Given task:
Print out each entry below exactly, please.

[start of Given information]

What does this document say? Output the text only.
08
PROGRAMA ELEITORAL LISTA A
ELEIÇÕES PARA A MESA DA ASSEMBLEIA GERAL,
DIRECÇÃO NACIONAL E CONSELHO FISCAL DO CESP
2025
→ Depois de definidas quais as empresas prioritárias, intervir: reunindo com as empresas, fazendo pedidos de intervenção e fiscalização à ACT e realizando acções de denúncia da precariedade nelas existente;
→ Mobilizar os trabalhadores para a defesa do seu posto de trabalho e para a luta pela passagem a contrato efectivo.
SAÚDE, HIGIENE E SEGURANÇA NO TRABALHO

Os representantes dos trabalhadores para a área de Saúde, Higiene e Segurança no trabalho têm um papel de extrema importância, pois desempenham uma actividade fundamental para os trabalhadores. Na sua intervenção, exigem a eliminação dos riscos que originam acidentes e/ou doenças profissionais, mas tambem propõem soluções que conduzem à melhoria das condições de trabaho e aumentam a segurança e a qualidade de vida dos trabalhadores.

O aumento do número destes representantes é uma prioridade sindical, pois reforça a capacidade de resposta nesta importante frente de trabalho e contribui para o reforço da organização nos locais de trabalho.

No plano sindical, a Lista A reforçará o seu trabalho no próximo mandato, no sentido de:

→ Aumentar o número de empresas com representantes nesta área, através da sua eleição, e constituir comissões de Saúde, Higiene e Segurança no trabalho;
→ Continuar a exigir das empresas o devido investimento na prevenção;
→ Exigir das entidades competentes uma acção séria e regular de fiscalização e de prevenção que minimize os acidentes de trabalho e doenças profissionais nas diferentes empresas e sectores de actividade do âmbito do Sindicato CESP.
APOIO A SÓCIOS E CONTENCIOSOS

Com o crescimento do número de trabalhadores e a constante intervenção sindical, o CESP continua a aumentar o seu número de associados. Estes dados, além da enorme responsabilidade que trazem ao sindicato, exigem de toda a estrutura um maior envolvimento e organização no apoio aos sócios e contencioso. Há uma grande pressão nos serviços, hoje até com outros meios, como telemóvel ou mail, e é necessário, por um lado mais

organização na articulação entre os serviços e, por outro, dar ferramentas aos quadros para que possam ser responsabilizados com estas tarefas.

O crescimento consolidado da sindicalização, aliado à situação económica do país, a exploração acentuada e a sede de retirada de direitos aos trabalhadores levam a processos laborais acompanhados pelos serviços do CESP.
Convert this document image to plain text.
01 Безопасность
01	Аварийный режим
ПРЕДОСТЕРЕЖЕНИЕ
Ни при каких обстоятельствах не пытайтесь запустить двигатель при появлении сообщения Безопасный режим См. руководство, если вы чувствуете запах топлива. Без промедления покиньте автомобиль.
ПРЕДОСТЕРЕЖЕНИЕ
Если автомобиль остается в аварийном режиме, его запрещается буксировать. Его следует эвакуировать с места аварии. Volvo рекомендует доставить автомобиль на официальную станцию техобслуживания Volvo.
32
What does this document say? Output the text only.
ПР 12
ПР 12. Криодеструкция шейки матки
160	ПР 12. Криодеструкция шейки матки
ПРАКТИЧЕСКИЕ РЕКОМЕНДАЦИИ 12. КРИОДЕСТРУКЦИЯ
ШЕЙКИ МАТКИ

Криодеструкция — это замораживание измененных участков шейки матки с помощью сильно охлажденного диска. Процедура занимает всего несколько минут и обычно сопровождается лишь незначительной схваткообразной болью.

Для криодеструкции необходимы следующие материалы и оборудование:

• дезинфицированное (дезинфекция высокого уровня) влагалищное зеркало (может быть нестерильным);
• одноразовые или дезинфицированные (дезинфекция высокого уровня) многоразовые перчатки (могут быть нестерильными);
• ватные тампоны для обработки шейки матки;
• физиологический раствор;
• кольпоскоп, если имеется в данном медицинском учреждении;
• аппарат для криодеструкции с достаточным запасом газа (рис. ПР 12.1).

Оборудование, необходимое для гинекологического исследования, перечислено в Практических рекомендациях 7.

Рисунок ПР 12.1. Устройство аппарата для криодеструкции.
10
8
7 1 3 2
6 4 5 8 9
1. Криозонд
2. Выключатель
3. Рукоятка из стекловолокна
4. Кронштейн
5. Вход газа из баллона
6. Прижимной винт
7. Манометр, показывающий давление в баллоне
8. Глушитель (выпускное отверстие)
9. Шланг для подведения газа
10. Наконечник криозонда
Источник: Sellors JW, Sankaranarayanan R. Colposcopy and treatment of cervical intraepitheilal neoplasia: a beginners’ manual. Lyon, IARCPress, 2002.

[end of Given information]

Complete output:
What does this document say? Output the text only.
08
PROGRAMA ELEITORAL LISTA A
ELEIÇÕES PARA A MESA DA ASSEMBLEIA GERAL,
DIRECÇÃO NACIONAL E CONSELHO FISCAL DO CESP
2025
→ Depois de definidas quais as empresas prioritárias, intervir: reunindo com as empresas, fazendo pedidos de intervenção e fiscalização à ACT e realizando acções de denúncia da precariedade nelas existente;
→ Mobilizar os trabalhadores para a defesa do seu posto de trabalho e para a luta pela passagem a contrato efectivo.
SAÚDE, HIGIENE E SEGURANÇA NO TRABALHO

Os representantes dos trabalhadores para a área de Saúde, Higiene e Segurança no trabalho têm um papel de extrema importância, pois desempenham uma actividade fundamental para os trabalhadores. Na sua intervenção, exigem a eliminação dos riscos que originam acidentes e/ou doenças profissionais, mas tambem propõem soluções que conduzem à melhoria das condições de trabaho e aumentam a segurança e a qualidade de vida dos trabalhadores.

O aumento do número destes representantes é uma prioridade sindical, pois reforça a capacidade de resposta nesta importante frente de trabalho e contribui para o reforço da organização nos locais de trabalho.

No plano sindical, a Lista A reforçará o seu trabalho no próximo mandato, no sentido de:

→ Aumentar o número de empresas com representantes nesta área, através da sua eleição, e constituir comissões de Saúde, Higiene e Segurança no trabalho;
→ Continuar a exigir das empresas o devido investimento na prevenção;
→ Exigir das entidades competentes uma acção séria e regular de fiscalização e de prevenção que minimize os acidentes de trabalho e doenças profissionais nas diferentes empresas e sectores de actividade do âmbito do Sindicato CESP.
APOIO A SÓCIOS E CONTENCIOSOS

Com o crescimento do número de trabalhadores e a constante intervenção sindical, o CESP continua a aumentar o seu número de associados. Estes dados, além da enorme responsabilidade que trazem ao sindicato, exigem de toda a estrutura um maior envolvimento e organização no apoio aos sócios e contencioso. Há uma grande pressão nos serviços, hoje até com outros meios, como telemóvel ou mail, e é necessário, por um lado mais

organização na articulação entre os serviços e, por outro, dar ferramentas aos quadros para que possam ser responsabilizados com estas tarefas.

O crescimento consolidado da sindicalização, aliado à situação económica do país, a exploração acentuada e a sede de retirada de direitos aos trabalhadores levam a processos laborais acompanhados pelos serviços do CESP.
Convert this document image to plain text.
01 Безопасность
01	Аварийный режим
ПРЕДОСТЕРЕЖЕНИЕ
Ни при каких обстоятельствах не пытайтесь запустить двигатель при появлении сообщения Безопасный режим См. руководство, если вы чувствуете запах топлива. Без промедления покиньте автомобиль.
ПРЕДОСТЕРЕЖЕНИЕ
Если автомобиль остается в аварийном режиме, его запрещается буксировать. Его следует эвакуировать с места аварии. Volvo рекомендует доставить автомобиль на официальную станцию техобслуживания Volvo.
32
What does this document say? Output the text only.
ПР 12
ПР 12. Криодеструкция шейки матки
160	ПР 12. Криодеструкция шейки матки
ПРАКТИЧЕСКИЕ РЕКОМЕНДАЦИИ 12. КРИОДЕСТРУКЦИЯ
ШЕЙКИ МАТКИ

Криодеструкция — это замораживание измененных участков шейки матки с помощью сильно охлажденного диска. Процедура занимает всего несколько минут и обычно сопровождается лишь незначительной схваткообразной болью.

Для криодеструкции необходимы следующие материалы и оборудование:

• дезинфицированное (дезинфекция высокого уровня) влагалищное зеркало (может быть нестерильным);
• одноразовые или дезинфицированные (дезинфекция высокого уровня) многоразовые перчатки (могут быть нестерильными);
• ватные тампоны для обработки шейки матки;
• физиологический раствор;
• кольпоскоп, если имеется в данном медицинском учреждении;
• аппарат для криодеструкции с достаточным запасом газа (рис. ПР 12.1).

Оборудование, необходимое для гинекологического исследования, перечислено в Практических рекомендациях 7.

Рисунок ПР 12.1. Устройство аппарата для криодеструкции.
10
8
7 1 3 2
6 4 5 8 9
1. Криозонд
2. Выключатель
3. Рукоятка из стекловолокна
4. Кронштейн
5. Вход газа из баллона
6. Прижимной винт
7. Манометр, показывающий давление в баллоне
8. Глушитель (выпускное отверстие)
9. Шланг для подведения газа
10. Наконечник криозонда
Источник: Sellors JW, Sankaranarayanan R. Colposcopy and treatment of cervical intraepitheilal neoplasia: a beginners’ manual. Lyon, IARCPress, 2002.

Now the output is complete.